▸ **What is asked**: Select and reproduce each line of the listing below that bears the string "this".
* start Raw data *
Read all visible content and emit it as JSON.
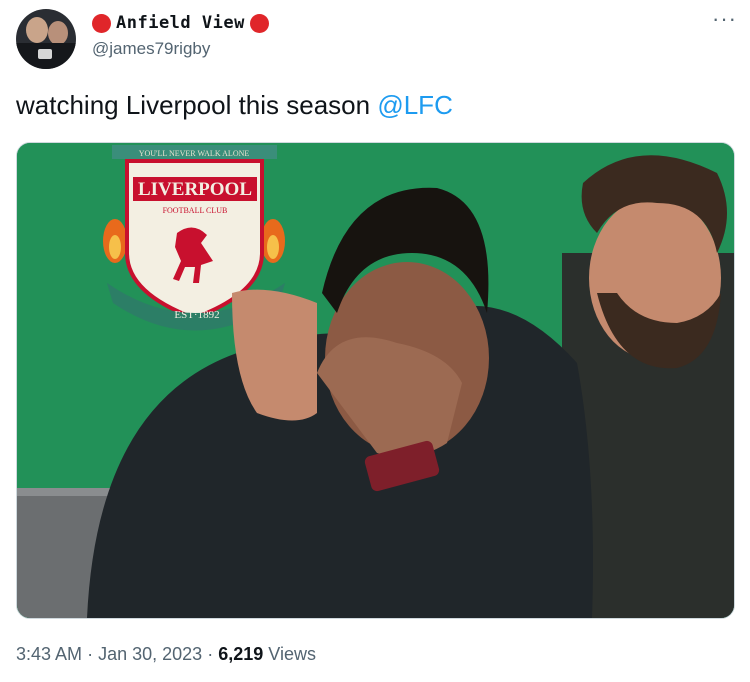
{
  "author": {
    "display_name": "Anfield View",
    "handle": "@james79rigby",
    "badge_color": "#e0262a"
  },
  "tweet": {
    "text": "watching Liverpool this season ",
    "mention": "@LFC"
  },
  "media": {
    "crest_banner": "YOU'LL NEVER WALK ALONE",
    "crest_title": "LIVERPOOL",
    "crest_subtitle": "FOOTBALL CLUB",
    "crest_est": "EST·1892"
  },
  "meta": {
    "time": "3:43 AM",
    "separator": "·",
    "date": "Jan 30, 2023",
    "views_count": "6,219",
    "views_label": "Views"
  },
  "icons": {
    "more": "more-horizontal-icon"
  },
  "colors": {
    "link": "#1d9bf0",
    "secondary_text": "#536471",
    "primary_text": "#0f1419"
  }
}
* end Raw data *
* start Raw data *
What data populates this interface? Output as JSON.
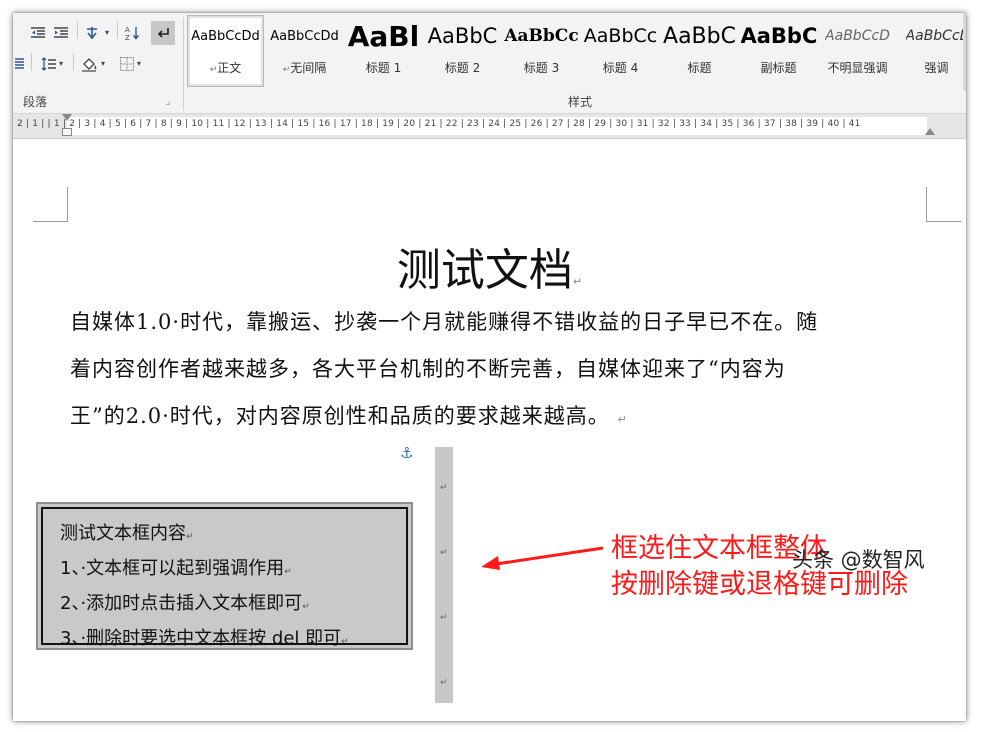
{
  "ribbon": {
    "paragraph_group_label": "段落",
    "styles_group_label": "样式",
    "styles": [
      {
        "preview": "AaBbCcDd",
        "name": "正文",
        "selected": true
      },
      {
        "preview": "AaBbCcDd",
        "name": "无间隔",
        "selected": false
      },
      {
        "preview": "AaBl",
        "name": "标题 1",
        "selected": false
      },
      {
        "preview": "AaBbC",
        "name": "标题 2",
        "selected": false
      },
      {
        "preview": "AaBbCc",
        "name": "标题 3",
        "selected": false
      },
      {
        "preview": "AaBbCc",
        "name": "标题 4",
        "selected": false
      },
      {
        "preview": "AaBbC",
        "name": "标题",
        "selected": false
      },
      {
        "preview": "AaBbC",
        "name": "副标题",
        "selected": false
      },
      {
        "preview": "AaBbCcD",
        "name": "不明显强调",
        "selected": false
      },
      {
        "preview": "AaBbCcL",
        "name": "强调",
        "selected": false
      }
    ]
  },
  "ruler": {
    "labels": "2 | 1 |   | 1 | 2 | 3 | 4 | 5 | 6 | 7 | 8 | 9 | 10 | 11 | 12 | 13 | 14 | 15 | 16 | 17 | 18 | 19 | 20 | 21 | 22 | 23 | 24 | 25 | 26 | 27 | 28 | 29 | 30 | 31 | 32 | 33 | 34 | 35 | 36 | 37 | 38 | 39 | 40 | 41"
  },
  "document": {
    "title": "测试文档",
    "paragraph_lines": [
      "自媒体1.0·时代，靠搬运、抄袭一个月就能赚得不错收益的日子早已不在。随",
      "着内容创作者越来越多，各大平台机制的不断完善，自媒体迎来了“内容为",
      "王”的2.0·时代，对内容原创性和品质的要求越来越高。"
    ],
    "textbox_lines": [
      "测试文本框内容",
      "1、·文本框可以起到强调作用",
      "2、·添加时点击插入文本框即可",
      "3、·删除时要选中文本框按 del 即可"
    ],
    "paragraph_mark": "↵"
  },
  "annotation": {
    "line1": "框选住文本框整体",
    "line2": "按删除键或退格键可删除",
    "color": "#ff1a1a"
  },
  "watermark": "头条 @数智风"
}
* end Raw data *
▸ **Exercise output**:
    "text": "watching Liverpool this season ",
What data populates this interface? Output as JSON.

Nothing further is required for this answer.